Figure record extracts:
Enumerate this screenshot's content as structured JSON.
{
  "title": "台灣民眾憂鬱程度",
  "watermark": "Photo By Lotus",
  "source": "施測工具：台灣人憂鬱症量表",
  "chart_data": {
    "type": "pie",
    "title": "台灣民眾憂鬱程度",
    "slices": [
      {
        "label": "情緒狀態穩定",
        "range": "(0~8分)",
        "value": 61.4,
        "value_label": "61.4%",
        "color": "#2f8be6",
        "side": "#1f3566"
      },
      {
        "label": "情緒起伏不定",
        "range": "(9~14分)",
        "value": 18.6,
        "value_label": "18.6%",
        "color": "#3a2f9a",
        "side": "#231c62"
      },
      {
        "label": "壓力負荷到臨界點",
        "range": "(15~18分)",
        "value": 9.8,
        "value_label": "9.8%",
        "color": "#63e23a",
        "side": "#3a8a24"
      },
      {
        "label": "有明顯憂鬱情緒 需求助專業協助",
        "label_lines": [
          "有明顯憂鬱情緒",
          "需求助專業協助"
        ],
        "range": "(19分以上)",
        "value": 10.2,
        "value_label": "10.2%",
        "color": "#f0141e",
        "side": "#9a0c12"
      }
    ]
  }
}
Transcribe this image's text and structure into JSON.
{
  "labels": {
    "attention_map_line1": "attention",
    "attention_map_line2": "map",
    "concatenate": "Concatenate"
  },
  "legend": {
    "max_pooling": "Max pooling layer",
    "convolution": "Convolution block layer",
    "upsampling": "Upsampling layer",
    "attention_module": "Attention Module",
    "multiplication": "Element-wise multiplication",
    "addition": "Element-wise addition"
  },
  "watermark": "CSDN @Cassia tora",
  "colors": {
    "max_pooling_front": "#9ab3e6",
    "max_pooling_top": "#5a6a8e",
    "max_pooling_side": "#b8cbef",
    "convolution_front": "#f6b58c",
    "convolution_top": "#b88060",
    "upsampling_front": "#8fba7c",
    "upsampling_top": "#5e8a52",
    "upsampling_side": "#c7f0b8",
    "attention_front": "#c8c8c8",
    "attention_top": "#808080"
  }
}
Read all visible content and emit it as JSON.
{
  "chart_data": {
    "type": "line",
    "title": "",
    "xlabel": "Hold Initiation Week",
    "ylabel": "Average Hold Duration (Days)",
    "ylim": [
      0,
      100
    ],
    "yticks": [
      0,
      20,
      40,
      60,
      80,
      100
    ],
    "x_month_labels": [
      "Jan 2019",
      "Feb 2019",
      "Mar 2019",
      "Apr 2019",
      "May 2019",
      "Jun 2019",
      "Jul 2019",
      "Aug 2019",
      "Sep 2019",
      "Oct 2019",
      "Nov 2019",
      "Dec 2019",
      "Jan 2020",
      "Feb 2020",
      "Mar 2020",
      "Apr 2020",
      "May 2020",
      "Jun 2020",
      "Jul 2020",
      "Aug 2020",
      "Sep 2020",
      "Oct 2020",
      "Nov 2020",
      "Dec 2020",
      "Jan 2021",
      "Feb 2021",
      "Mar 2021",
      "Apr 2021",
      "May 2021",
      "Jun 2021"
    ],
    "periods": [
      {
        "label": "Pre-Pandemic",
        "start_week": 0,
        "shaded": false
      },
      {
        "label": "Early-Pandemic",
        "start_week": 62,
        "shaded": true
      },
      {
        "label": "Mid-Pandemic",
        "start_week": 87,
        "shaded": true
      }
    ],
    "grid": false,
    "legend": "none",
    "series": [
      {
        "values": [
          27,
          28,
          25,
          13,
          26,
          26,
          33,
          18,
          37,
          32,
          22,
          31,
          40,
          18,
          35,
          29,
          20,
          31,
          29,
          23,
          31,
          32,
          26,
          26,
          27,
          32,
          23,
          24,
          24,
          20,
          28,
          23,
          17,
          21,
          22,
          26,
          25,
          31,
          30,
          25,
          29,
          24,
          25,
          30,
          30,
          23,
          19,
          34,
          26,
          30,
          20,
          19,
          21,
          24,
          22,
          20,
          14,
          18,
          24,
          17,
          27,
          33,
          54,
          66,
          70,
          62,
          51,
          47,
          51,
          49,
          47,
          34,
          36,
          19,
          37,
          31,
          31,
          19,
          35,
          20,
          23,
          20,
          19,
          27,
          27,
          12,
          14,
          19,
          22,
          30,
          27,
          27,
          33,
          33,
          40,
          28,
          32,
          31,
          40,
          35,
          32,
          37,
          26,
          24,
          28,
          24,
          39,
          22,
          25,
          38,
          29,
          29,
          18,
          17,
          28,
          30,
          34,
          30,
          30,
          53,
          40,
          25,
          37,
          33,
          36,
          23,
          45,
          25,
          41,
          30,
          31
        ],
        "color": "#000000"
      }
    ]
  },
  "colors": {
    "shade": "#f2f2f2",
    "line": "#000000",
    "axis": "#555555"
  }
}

**BRIEF:**
Restate the whole listing exactly, leaving out nothing.

**ANSWER TO THE TASK:**
Enumerate this screenshot's content as structured JSON.
{
  "title": "台灣民眾憂鬱程度",
  "watermark": "Photo By Lotus",
  "source": "施測工具：台灣人憂鬱症量表",
  "chart_data": {
    "type": "pie",
    "title": "台灣民眾憂鬱程度",
    "slices": [
      {
        "label": "情緒狀態穩定",
        "range": "(0~8分)",
        "value": 61.4,
        "value_label": "61.4%",
        "color": "#2f8be6",
        "side": "#1f3566"
      },
      {
        "label": "情緒起伏不定",
        "range": "(9~14分)",
        "value": 18.6,
        "value_label": "18.6%",
        "color": "#3a2f9a",
        "side": "#231c62"
      },
      {
        "label": "壓力負荷到臨界點",
        "range": "(15~18分)",
        "value": 9.8,
        "value_label": "9.8%",
        "color": "#63e23a",
        "side": "#3a8a24"
      },
      {
        "label": "有明顯憂鬱情緒 需求助專業協助",
        "label_lines": [
          "有明顯憂鬱情緒",
          "需求助專業協助"
        ],
        "range": "(19分以上)",
        "value": 10.2,
        "value_label": "10.2%",
        "color": "#f0141e",
        "side": "#9a0c12"
      }
    ]
  }
}
Transcribe this image's text and structure into JSON.
{
  "labels": {
    "attention_map_line1": "attention",
    "attention_map_line2": "map",
    "concatenate": "Concatenate"
  },
  "legend": {
    "max_pooling": "Max pooling layer",
    "convolution": "Convolution block layer",
    "upsampling": "Upsampling layer",
    "attention_module": "Attention Module",
    "multiplication": "Element-wise multiplication",
    "addition": "Element-wise addition"
  },
  "watermark": "CSDN @Cassia tora",
  "colors": {
    "max_pooling_front": "#9ab3e6",
    "max_pooling_top": "#5a6a8e",
    "max_pooling_side": "#b8cbef",
    "convolution_front": "#f6b58c",
    "convolution_top": "#b88060",
    "upsampling_front": "#8fba7c",
    "upsampling_top": "#5e8a52",
    "upsampling_side": "#c7f0b8",
    "attention_front": "#c8c8c8",
    "attention_top": "#808080"
  }
}
Read all visible content and emit it as JSON.
{
  "chart_data": {
    "type": "line",
    "title": "",
    "xlabel": "Hold Initiation Week",
    "ylabel": "Average Hold Duration (Days)",
    "ylim": [
      0,
      100
    ],
    "yticks": [
      0,
      20,
      40,
      60,
      80,
      100
    ],
    "x_month_labels": [
      "Jan 2019",
      "Feb 2019",
      "Mar 2019",
      "Apr 2019",
      "May 2019",
      "Jun 2019",
      "Jul 2019",
      "Aug 2019",
      "Sep 2019",
      "Oct 2019",
      "Nov 2019",
      "Dec 2019",
      "Jan 2020",
      "Feb 2020",
      "Mar 2020",
      "Apr 2020",
      "May 2020",
      "Jun 2020",
      "Jul 2020",
      "Aug 2020",
      "Sep 2020",
      "Oct 2020",
      "Nov 2020",
      "Dec 2020",
      "Jan 2021",
      "Feb 2021",
      "Mar 2021",
      "Apr 2021",
      "May 2021",
      "Jun 2021"
    ],
    "periods": [
      {
        "label": "Pre-Pandemic",
        "start_week": 0,
        "shaded": false
      },
      {
        "label": "Early-Pandemic",
        "start_week": 62,
        "shaded": true
      },
      {
        "label": "Mid-Pandemic",
        "start_week": 87,
        "shaded": true
      }
    ],
    "grid": false,
    "legend": "none",
    "series": [
      {
        "values": [
          27,
          28,
          25,
          13,
          26,
          26,
          33,
          18,
          37,
          32,
          22,
          31,
          40,
          18,
          35,
          29,
          20,
          31,
          29,
          23,
          31,
          32,
          26,
          26,
          27,
          32,
          23,
          24,
          24,
          20,
          28,
          23,
          17,
          21,
          22,
          26,
          25,
          31,
          30,
          25,
          29,
          24,
          25,
          30,
          30,
          23,
          19,
          34,
          26,
          30,
          20,
          19,
          21,
          24,
          22,
          20,
          14,
          18,
          24,
          17,
          27,
          33,
          54,
          66,
          70,
          62,
          51,
          47,
          51,
          49,
          47,
          34,
          36,
          19,
          37,
          31,
          31,
          19,
          35,
          20,
          23,
          20,
          19,
          27,
          27,
          12,
          14,
          19,
          22,
          30,
          27,
          27,
          33,
          33,
          40,
          28,
          32,
          31,
          40,
          35,
          32,
          37,
          26,
          24,
          28,
          24,
          39,
          22,
          25,
          38,
          29,
          29,
          18,
          17,
          28,
          30,
          34,
          30,
          30,
          53,
          40,
          25,
          37,
          33,
          36,
          23,
          45,
          25,
          41,
          30,
          31
        ],
        "color": "#000000"
      }
    ]
  },
  "colors": {
    "shade": "#f2f2f2",
    "line": "#000000",
    "axis": "#555555"
  }
}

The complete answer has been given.